**DESCRIPTION OF THE TASK**
Gather all lines from the material that contain the word "Press".

Saved data entries
——————

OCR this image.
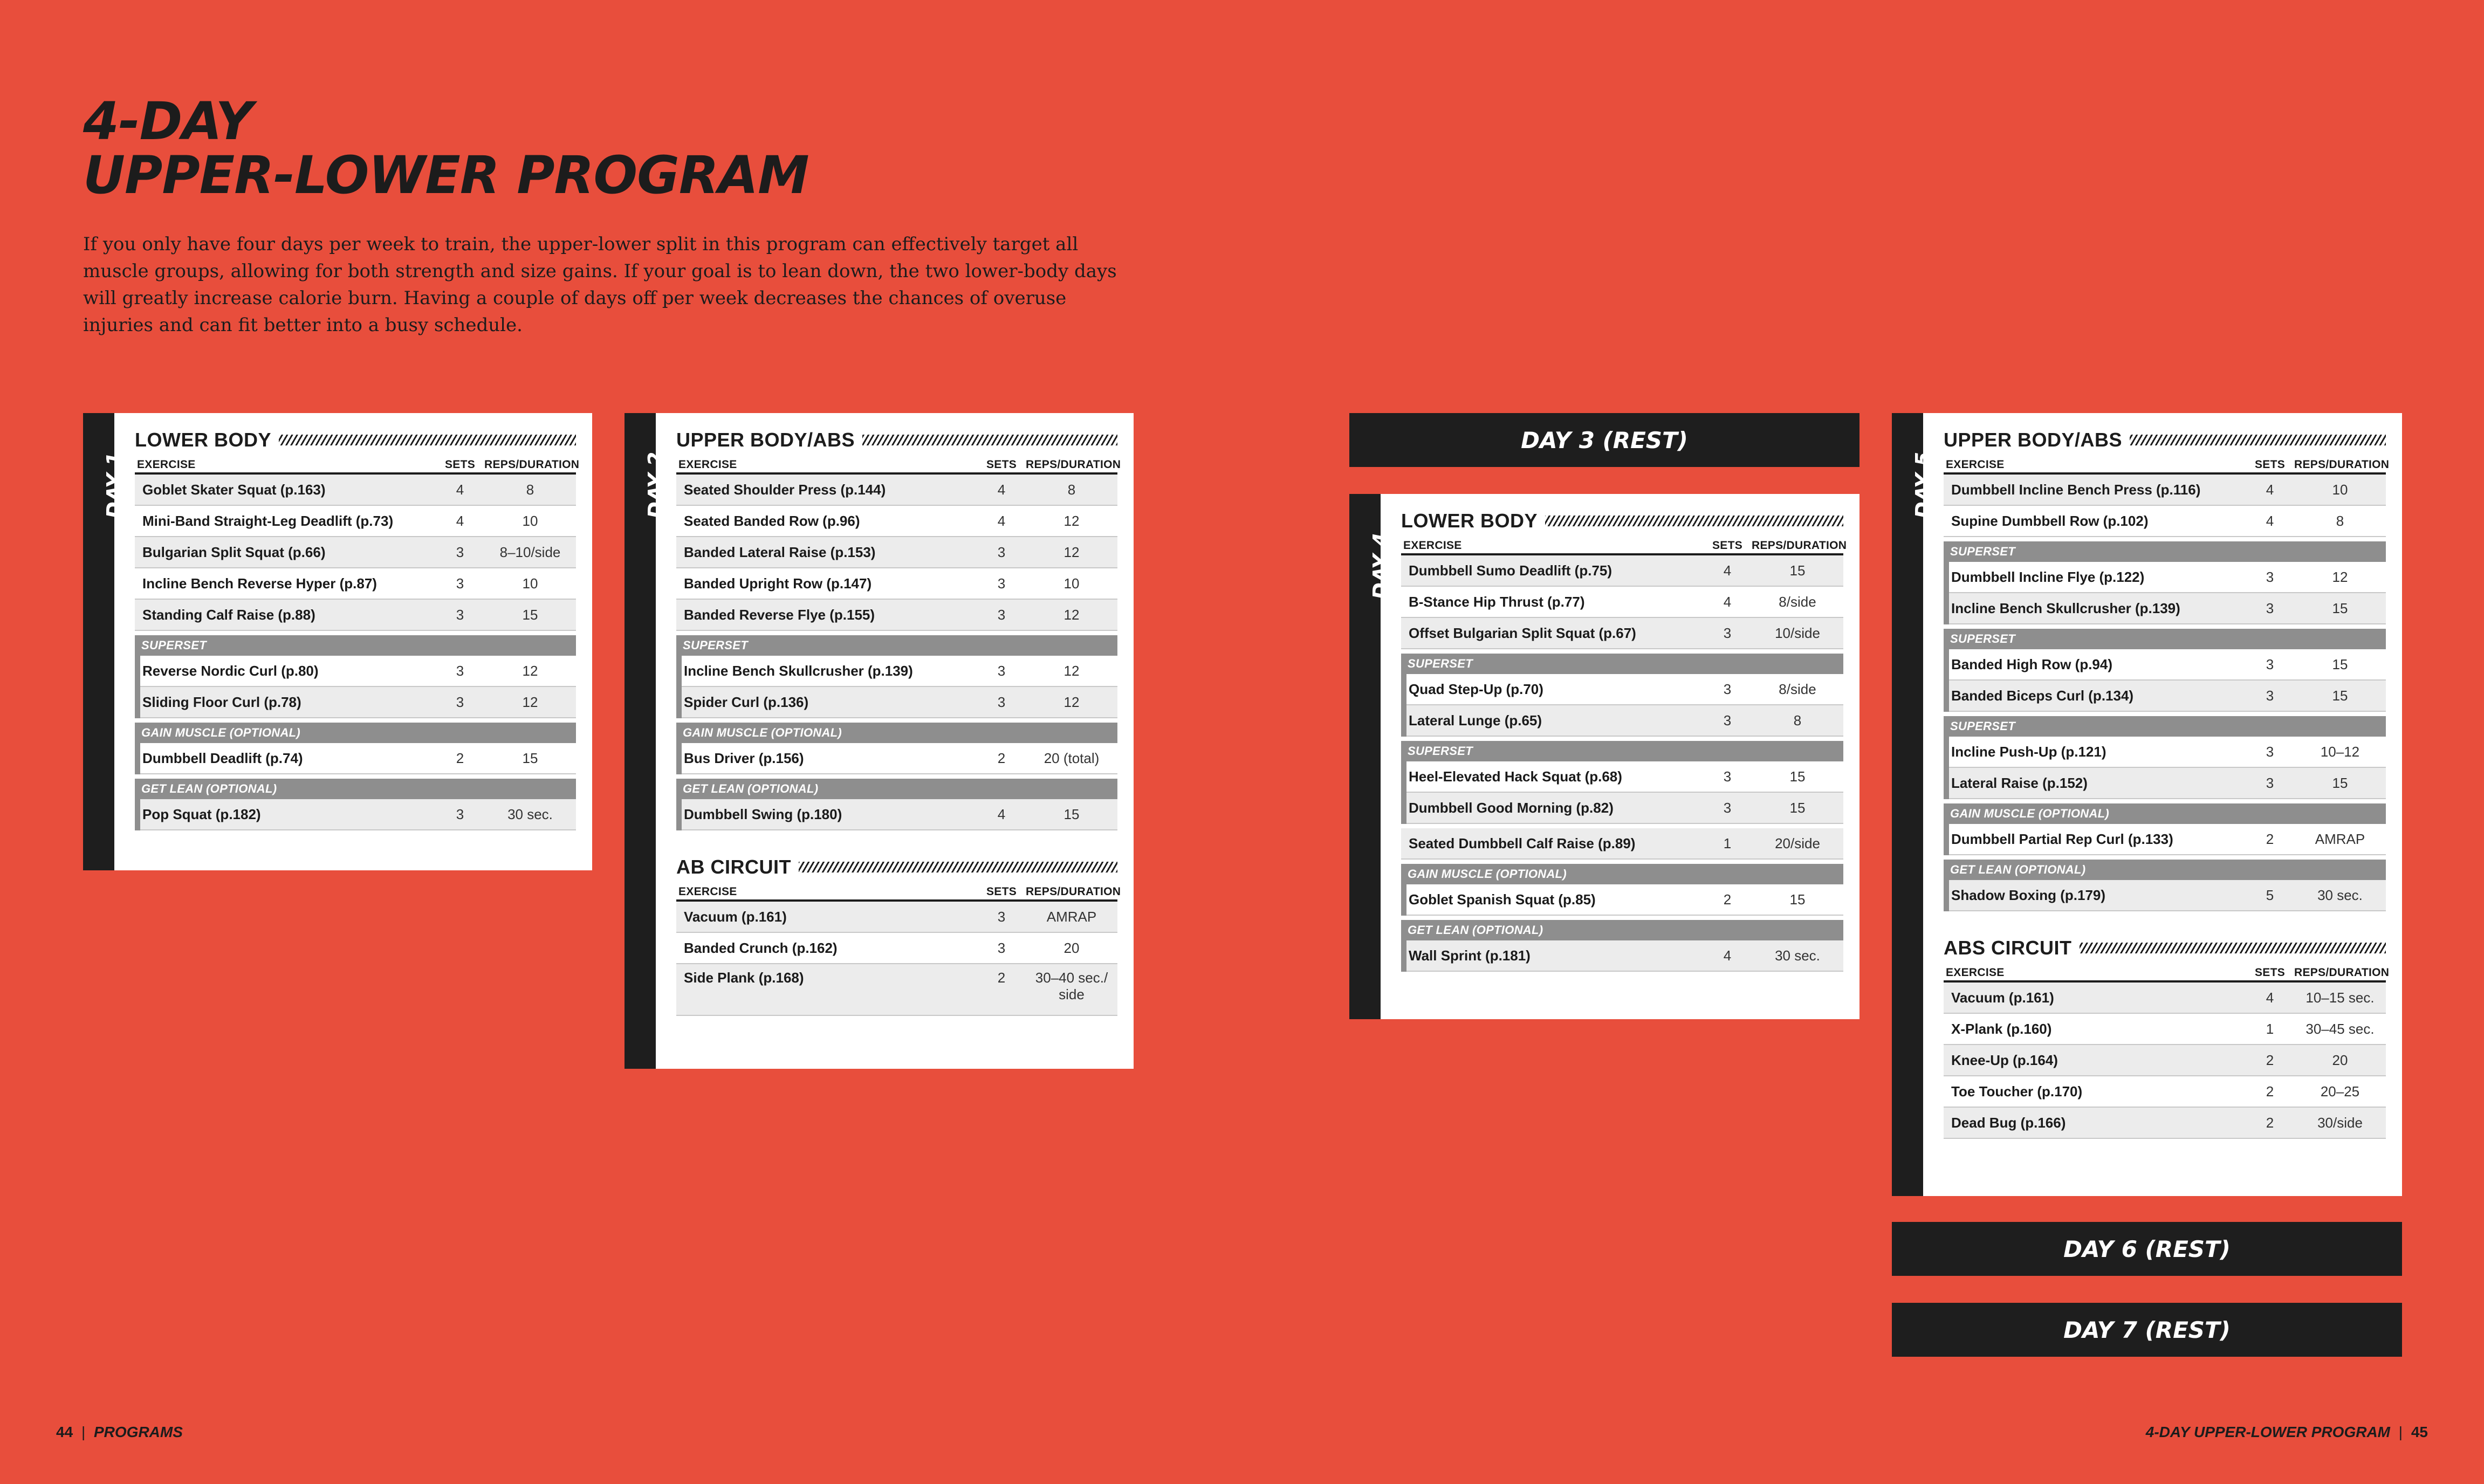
4-DAY
UPPER-LOWER PROGRAM

If you only have four days per week to train, the upper-lower split in this program can effectively target all muscle groups, allowing for both strength and size gains. If your goal is to lean down, the two lower-body days will greatly increase calorie burn. Having a couple of days off per week decreases the chances of overuse injuries and can fit better into a busy schedule.

DAY 1
LOWER BODY
EXERCISE	SETS REPS/DURATION
Goblet Skater Squat (p.163)	4	8
Mini-Band Straight-Leg Deadlift (p.73)	4	10
Bulgarian Split Squat (p.66)	3	8–10/side
Incline Bench Reverse Hyper (p.87)	3	10
Standing Calf Raise (p.88)	3	15
SUPERSET
Reverse Nordic Curl (p.80)	3	12
Sliding Floor Curl (p.78)	3	12
GAIN MUSCLE (OPTIONAL)
Dumbbell Deadlift (p.74)	2	15
GET LEAN (OPTIONAL)
Pop Squat (p.182)	3	30 sec.
DAY 2
UPPER BODY/ABS
EXERCISE	SETS REPS/DURATION
Seated Shoulder Press (p.144)	4	8
Seated Banded Row (p.96)	4	12
Banded Lateral Raise (p.153)	3	12
Banded Upright Row (p.147)	3	10
Banded Reverse Flye (p.155)	3	12
SUPERSET
Incline Bench Skullcrusher (p.139)	3	12
Spider Curl (p.136)	3	12
GAIN MUSCLE (OPTIONAL)
Bus Driver (p.156)	2	20 (total)
GET LEAN (OPTIONAL)
Dumbbell Swing (p.180)	4	15
AB CIRCUIT
EXERCISE	SETS REPS/DURATION
Vacuum (p.161)	3	AMRAP
Banded Crunch (p.162)	3	20
Side Plank (p.168)	2	30–40 sec./ side
DAY 3 (REST)
DAY 4
LOWER BODY
EXERCISE	SETS REPS/DURATION
Dumbbell Sumo Deadlift (p.75)	4	15
B-Stance Hip Thrust (p.77)	4	8/side
Offset Bulgarian Split Squat (p.67)	3	10/side
SUPERSET
Quad Step-Up (p.70)	3	8/side
Lateral Lunge (p.65)	3	8
SUPERSET
Heel-Elevated Hack Squat (p.68)	3	15
Dumbbell Good Morning (p.82)	3	15
Seated Dumbbell Calf Raise (p.89)	1	20/side
GAIN MUSCLE (OPTIONAL)
Goblet Spanish Squat (p.85)	2	15
GET LEAN (OPTIONAL)
Wall Sprint (p.181)	4	30 sec.
DAY 5
UPPER BODY/ABS
EXERCISE	SETS REPS/DURATION
Dumbbell Incline Bench Press (p.116)	4	10
Supine Dumbbell Row (p.102)	4	8
SUPERSET
Dumbbell Incline Flye (p.122)	3	12
Incline Bench Skullcrusher (p.139)	3	15
SUPERSET
Banded High Row (p.94)	3	15
Banded Biceps Curl (p.134)	3	15
SUPERSET
Incline Push-Up (p.121)	3	10–12
Lateral Raise (p.152)	3	15
GAIN MUSCLE (OPTIONAL)
Dumbbell Partial Rep Curl (p.133)	2	AMRAP
GET LEAN (OPTIONAL)
Shadow Boxing (p.179)	5	30 sec.
ABS CIRCUIT
EXERCISE	SETS REPS/DURATION
Vacuum (p.161)	4	10–15 sec.
X-Plank (p.160)	1	30–45 sec.
Knee-Up (p.164)	2	20
Toe Toucher (p.170)	2	20–25
Dead Bug (p.166)	2	30/side
DAY 6 (REST)
DAY 7 (REST)
44 | PROGRAMS	4-DAY UPPER-LOWER PROGRAM | 45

——————

**TASK RESULT**
Seated Shoulder Press (p.144)	4	8
Dumbbell Incline Bench Press (p.116)	4	10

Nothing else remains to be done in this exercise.